■ Exercise brief
Repeat the entire listing exactly.

>> BEGIN Extracted records

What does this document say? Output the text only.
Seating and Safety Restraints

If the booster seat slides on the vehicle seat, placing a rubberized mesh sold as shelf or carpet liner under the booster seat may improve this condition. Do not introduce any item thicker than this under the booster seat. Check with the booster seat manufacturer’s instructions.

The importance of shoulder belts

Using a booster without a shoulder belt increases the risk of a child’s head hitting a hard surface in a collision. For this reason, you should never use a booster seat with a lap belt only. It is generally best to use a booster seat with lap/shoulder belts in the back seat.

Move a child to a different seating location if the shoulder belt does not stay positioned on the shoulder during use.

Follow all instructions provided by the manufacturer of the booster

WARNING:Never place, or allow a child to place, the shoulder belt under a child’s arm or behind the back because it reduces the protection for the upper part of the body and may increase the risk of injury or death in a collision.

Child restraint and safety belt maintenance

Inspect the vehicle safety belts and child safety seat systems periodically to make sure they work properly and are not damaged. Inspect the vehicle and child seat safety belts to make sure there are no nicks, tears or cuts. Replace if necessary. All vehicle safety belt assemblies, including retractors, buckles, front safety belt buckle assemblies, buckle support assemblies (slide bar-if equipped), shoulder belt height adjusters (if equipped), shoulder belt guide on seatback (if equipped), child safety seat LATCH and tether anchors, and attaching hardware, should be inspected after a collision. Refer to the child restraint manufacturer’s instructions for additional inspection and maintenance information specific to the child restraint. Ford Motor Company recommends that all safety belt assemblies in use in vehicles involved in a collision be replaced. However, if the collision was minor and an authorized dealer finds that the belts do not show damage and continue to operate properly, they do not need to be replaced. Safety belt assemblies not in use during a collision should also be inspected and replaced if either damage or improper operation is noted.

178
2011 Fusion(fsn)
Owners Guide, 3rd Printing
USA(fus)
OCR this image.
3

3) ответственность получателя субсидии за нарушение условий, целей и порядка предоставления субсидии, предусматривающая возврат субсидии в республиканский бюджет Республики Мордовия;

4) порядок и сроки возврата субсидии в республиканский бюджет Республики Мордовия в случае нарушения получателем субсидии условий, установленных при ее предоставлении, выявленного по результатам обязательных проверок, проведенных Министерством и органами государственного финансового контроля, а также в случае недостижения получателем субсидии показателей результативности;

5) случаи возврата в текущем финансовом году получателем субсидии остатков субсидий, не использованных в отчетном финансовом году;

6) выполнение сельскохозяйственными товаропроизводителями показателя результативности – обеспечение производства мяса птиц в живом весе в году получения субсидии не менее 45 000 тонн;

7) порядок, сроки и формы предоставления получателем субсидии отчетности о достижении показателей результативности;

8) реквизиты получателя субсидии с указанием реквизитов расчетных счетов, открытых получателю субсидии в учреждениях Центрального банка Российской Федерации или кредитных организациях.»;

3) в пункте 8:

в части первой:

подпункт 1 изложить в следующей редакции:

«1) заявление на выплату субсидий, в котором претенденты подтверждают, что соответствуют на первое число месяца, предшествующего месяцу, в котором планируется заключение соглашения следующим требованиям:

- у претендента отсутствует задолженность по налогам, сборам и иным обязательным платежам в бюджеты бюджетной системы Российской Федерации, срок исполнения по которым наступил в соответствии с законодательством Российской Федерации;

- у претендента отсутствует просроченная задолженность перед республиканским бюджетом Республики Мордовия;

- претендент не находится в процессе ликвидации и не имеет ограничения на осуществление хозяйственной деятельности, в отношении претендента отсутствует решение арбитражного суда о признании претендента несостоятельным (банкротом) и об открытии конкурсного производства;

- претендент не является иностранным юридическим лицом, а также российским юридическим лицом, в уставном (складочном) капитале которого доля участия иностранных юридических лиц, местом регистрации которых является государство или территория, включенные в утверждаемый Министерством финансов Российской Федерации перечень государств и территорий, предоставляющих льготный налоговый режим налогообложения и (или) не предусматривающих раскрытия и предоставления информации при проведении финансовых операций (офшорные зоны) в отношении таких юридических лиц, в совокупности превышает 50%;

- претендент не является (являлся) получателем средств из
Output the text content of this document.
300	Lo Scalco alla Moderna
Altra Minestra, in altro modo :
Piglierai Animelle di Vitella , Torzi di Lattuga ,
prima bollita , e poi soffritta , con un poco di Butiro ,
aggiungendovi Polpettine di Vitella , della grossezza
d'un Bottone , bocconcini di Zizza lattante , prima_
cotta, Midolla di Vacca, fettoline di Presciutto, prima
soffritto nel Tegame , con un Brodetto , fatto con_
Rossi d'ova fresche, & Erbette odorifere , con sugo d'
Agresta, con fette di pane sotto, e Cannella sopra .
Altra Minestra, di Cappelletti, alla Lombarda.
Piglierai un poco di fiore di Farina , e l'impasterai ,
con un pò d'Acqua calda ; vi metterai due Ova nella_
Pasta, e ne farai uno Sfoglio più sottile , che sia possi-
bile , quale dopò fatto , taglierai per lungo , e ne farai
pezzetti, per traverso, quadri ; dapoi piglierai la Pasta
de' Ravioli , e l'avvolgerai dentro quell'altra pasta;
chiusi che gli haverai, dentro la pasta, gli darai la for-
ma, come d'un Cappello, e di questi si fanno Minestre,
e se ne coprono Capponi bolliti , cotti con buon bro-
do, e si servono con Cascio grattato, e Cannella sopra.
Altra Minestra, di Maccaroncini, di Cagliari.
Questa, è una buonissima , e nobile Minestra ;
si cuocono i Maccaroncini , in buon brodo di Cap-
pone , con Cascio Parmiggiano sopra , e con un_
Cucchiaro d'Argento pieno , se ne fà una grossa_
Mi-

>> END Extracted records

■ Full output
What does this document say? Output the text only.
Seating and Safety Restraints

If the booster seat slides on the vehicle seat, placing a rubberized mesh sold as shelf or carpet liner under the booster seat may improve this condition. Do not introduce any item thicker than this under the booster seat. Check with the booster seat manufacturer’s instructions.

The importance of shoulder belts

Using a booster without a shoulder belt increases the risk of a child’s head hitting a hard surface in a collision. For this reason, you should never use a booster seat with a lap belt only. It is generally best to use a booster seat with lap/shoulder belts in the back seat.

Move a child to a different seating location if the shoulder belt does not stay positioned on the shoulder during use.

Follow all instructions provided by the manufacturer of the booster

WARNING:Never place, or allow a child to place, the shoulder belt under a child’s arm or behind the back because it reduces the protection for the upper part of the body and may increase the risk of injury or death in a collision.

Child restraint and safety belt maintenance

Inspect the vehicle safety belts and child safety seat systems periodically to make sure they work properly and are not damaged. Inspect the vehicle and child seat safety belts to make sure there are no nicks, tears or cuts. Replace if necessary. All vehicle safety belt assemblies, including retractors, buckles, front safety belt buckle assemblies, buckle support assemblies (slide bar-if equipped), shoulder belt height adjusters (if equipped), shoulder belt guide on seatback (if equipped), child safety seat LATCH and tether anchors, and attaching hardware, should be inspected after a collision. Refer to the child restraint manufacturer’s instructions for additional inspection and maintenance information specific to the child restraint. Ford Motor Company recommends that all safety belt assemblies in use in vehicles involved in a collision be replaced. However, if the collision was minor and an authorized dealer finds that the belts do not show damage and continue to operate properly, they do not need to be replaced. Safety belt assemblies not in use during a collision should also be inspected and replaced if either damage or improper operation is noted.

178
2011 Fusion(fsn)
Owners Guide, 3rd Printing
USA(fus)
OCR this image.
3

3) ответственность получателя субсидии за нарушение условий, целей и порядка предоставления субсидии, предусматривающая возврат субсидии в республиканский бюджет Республики Мордовия;

4) порядок и сроки возврата субсидии в республиканский бюджет Республики Мордовия в случае нарушения получателем субсидии условий, установленных при ее предоставлении, выявленного по результатам обязательных проверок, проведенных Министерством и органами государственного финансового контроля, а также в случае недостижения получателем субсидии показателей результативности;

5) случаи возврата в текущем финансовом году получателем субсидии остатков субсидий, не использованных в отчетном финансовом году;

6) выполнение сельскохозяйственными товаропроизводителями показателя результативности – обеспечение производства мяса птиц в живом весе в году получения субсидии не менее 45 000 тонн;

7) порядок, сроки и формы предоставления получателем субсидии отчетности о достижении показателей результативности;

8) реквизиты получателя субсидии с указанием реквизитов расчетных счетов, открытых получателю субсидии в учреждениях Центрального банка Российской Федерации или кредитных организациях.»;

3) в пункте 8:

в части первой:

подпункт 1 изложить в следующей редакции:

«1) заявление на выплату субсидий, в котором претенденты подтверждают, что соответствуют на первое число месяца, предшествующего месяцу, в котором планируется заключение соглашения следующим требованиям:

- у претендента отсутствует задолженность по налогам, сборам и иным обязательным платежам в бюджеты бюджетной системы Российской Федерации, срок исполнения по которым наступил в соответствии с законодательством Российской Федерации;

- у претендента отсутствует просроченная задолженность перед республиканским бюджетом Республики Мордовия;

- претендент не находится в процессе ликвидации и не имеет ограничения на осуществление хозяйственной деятельности, в отношении претендента отсутствует решение арбитражного суда о признании претендента несостоятельным (банкротом) и об открытии конкурсного производства;

- претендент не является иностранным юридическим лицом, а также российским юридическим лицом, в уставном (складочном) капитале которого доля участия иностранных юридических лиц, местом регистрации которых является государство или территория, включенные в утверждаемый Министерством финансов Российской Федерации перечень государств и территорий, предоставляющих льготный налоговый режим налогообложения и (или) не предусматривающих раскрытия и предоставления информации при проведении финансовых операций (офшорные зоны) в отношении таких юридических лиц, в совокупности превышает 50%;

- претендент не является (являлся) получателем средств из
Output the text content of this document.
300	Lo Scalco alla Moderna
Altra Minestra, in altro modo :
Piglierai Animelle di Vitella , Torzi di Lattuga ,
prima bollita , e poi soffritta , con un poco di Butiro ,
aggiungendovi Polpettine di Vitella , della grossezza
d'un Bottone , bocconcini di Zizza lattante , prima_
cotta, Midolla di Vacca, fettoline di Presciutto, prima
soffritto nel Tegame , con un Brodetto , fatto con_
Rossi d'ova fresche, & Erbette odorifere , con sugo d'
Agresta, con fette di pane sotto, e Cannella sopra .
Altra Minestra, di Cappelletti, alla Lombarda.
Piglierai un poco di fiore di Farina , e l'impasterai ,
con un pò d'Acqua calda ; vi metterai due Ova nella_
Pasta, e ne farai uno Sfoglio più sottile , che sia possi-
bile , quale dopò fatto , taglierai per lungo , e ne farai
pezzetti, per traverso, quadri ; dapoi piglierai la Pasta
de' Ravioli , e l'avvolgerai dentro quell'altra pasta;
chiusi che gli haverai, dentro la pasta, gli darai la for-
ma, come d'un Cappello, e di questi si fanno Minestre,
e se ne coprono Capponi bolliti , cotti con buon bro-
do, e si servono con Cascio grattato, e Cannella sopra.
Altra Minestra, di Maccaroncini, di Cagliari.
Questa, è una buonissima , e nobile Minestra ;
si cuocono i Maccaroncini , in buon brodo di Cap-
pone , con Cascio Parmiggiano sopra , e con un_
Cucchiaro d'Argento pieno , se ne fà una grossa_
Mi-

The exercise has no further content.